Structured figure records:
• • •

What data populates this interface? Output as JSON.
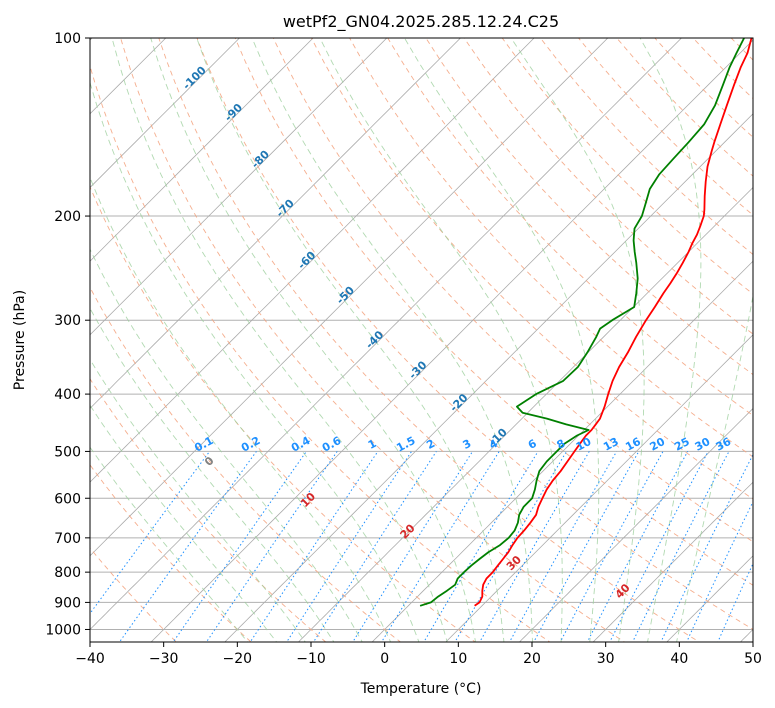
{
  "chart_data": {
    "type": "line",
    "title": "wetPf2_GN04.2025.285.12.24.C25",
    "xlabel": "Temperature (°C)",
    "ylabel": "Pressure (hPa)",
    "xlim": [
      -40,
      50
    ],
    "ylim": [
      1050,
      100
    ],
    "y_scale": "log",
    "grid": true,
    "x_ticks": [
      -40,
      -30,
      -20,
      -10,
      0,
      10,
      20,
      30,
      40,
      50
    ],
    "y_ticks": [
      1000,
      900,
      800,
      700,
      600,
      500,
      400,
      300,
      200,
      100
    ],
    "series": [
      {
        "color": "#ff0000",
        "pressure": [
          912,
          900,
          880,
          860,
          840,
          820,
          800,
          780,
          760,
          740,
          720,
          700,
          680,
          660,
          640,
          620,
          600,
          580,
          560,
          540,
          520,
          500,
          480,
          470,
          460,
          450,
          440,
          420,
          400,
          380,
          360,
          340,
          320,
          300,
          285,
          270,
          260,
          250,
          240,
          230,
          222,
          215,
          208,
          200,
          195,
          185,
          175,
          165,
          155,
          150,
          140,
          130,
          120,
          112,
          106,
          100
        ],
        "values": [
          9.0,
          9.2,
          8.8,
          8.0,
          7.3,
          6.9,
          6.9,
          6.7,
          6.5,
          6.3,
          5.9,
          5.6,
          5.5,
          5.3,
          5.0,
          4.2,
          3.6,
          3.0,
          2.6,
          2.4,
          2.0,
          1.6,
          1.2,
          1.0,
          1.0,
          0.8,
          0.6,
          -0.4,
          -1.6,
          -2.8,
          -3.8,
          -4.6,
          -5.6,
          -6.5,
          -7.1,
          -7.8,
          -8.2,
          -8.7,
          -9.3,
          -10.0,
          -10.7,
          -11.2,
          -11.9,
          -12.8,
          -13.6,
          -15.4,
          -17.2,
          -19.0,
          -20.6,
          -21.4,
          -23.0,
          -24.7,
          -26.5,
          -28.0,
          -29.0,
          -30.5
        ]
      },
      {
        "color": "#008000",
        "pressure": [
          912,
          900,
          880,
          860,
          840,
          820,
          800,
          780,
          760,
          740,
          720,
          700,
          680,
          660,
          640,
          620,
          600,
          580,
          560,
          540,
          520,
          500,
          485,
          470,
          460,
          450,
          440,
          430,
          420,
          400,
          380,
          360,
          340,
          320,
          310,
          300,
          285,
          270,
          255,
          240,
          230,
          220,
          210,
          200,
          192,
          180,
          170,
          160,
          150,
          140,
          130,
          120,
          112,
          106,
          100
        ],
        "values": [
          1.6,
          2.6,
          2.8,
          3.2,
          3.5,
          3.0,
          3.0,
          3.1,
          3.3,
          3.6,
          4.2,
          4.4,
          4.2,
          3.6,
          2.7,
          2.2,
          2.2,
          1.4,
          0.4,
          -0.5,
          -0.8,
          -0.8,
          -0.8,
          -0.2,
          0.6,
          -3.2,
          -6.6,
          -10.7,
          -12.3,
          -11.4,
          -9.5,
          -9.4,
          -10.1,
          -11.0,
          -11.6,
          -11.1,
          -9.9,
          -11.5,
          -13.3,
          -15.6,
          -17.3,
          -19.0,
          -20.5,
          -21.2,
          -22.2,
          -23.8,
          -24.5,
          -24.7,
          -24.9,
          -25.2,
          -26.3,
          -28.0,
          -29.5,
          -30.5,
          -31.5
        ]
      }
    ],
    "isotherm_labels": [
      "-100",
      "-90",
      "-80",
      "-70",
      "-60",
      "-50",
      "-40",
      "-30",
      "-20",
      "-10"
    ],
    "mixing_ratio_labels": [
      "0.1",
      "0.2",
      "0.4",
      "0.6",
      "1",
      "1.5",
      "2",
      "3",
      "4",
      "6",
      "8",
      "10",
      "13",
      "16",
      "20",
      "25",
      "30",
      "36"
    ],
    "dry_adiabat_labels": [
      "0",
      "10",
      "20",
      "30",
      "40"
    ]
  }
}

• • •

**Task**
Images in the records should not be copied. Repeat all the rest exactly.

**Output for this exercise**
What data populates this interface? Output as JSON.
{
  "chart_data": {
    "type": "line",
    "title": "wetPf2_GN04.2025.285.12.24.C25",
    "xlabel": "Temperature (°C)",
    "ylabel": "Pressure (hPa)",
    "xlim": [
      -40,
      50
    ],
    "ylim": [
      1050,
      100
    ],
    "y_scale": "log",
    "grid": true,
    "x_ticks": [
      -40,
      -30,
      -20,
      -10,
      0,
      10,
      20,
      30,
      40,
      50
    ],
    "y_ticks": [
      1000,
      900,
      800,
      700,
      600,
      500,
      400,
      300,
      200,
      100
    ],
    "series": [
      {
        "color": "#ff0000",
        "pressure": [
          912,
          900,
          880,
          860,
          840,
          820,
          800,
          780,
          760,
          740,
          720,
          700,
          680,
          660,
          640,
          620,
          600,
          580,
          560,
          540,
          520,
          500,
          480,
          470,
          460,
          450,
          440,
          420,
          400,
          380,
          360,
          340,
          320,
          300,
          285,
          270,
          260,
          250,
          240,
          230,
          222,
          215,
          208,
          200,
          195,
          185,
          175,
          165,
          155,
          150,
          140,
          130,
          120,
          112,
          106,
          100
        ],
        "values": [
          9.0,
          9.2,
          8.8,
          8.0,
          7.3,
          6.9,
          6.9,
          6.7,
          6.5,
          6.3,
          5.9,
          5.6,
          5.5,
          5.3,
          5.0,
          4.2,
          3.6,
          3.0,
          2.6,
          2.4,
          2.0,
          1.6,
          1.2,
          1.0,
          1.0,
          0.8,
          0.6,
          -0.4,
          -1.6,
          -2.8,
          -3.8,
          -4.6,
          -5.6,
          -6.5,
          -7.1,
          -7.8,
          -8.2,
          -8.7,
          -9.3,
          -10.0,
          -10.7,
          -11.2,
          -11.9,
          -12.8,
          -13.6,
          -15.4,
          -17.2,
          -19.0,
          -20.6,
          -21.4,
          -23.0,
          -24.7,
          -26.5,
          -28.0,
          -29.0,
          -30.5
        ]
      },
      {
        "color": "#008000",
        "pressure": [
          912,
          900,
          880,
          860,
          840,
          820,
          800,
          780,
          760,
          740,
          720,
          700,
          680,
          660,
          640,
          620,
          600,
          580,
          560,
          540,
          520,
          500,
          485,
          470,
          460,
          450,
          440,
          430,
          420,
          400,
          380,
          360,
          340,
          320,
          310,
          300,
          285,
          270,
          255,
          240,
          230,
          220,
          210,
          200,
          192,
          180,
          170,
          160,
          150,
          140,
          130,
          120,
          112,
          106,
          100
        ],
        "values": [
          1.6,
          2.6,
          2.8,
          3.2,
          3.5,
          3.0,
          3.0,
          3.1,
          3.3,
          3.6,
          4.2,
          4.4,
          4.2,
          3.6,
          2.7,
          2.2,
          2.2,
          1.4,
          0.4,
          -0.5,
          -0.8,
          -0.8,
          -0.8,
          -0.2,
          0.6,
          -3.2,
          -6.6,
          -10.7,
          -12.3,
          -11.4,
          -9.5,
          -9.4,
          -10.1,
          -11.0,
          -11.6,
          -11.1,
          -9.9,
          -11.5,
          -13.3,
          -15.6,
          -17.3,
          -19.0,
          -20.5,
          -21.2,
          -22.2,
          -23.8,
          -24.5,
          -24.7,
          -24.9,
          -25.2,
          -26.3,
          -28.0,
          -29.5,
          -30.5,
          -31.5
        ]
      }
    ],
    "isotherm_labels": [
      "-100",
      "-90",
      "-80",
      "-70",
      "-60",
      "-50",
      "-40",
      "-30",
      "-20",
      "-10"
    ],
    "mixing_ratio_labels": [
      "0.1",
      "0.2",
      "0.4",
      "0.6",
      "1",
      "1.5",
      "2",
      "3",
      "4",
      "6",
      "8",
      "10",
      "13",
      "16",
      "20",
      "25",
      "30",
      "36"
    ],
    "dry_adiabat_labels": [
      "0",
      "10",
      "20",
      "30",
      "40"
    ]
  }
}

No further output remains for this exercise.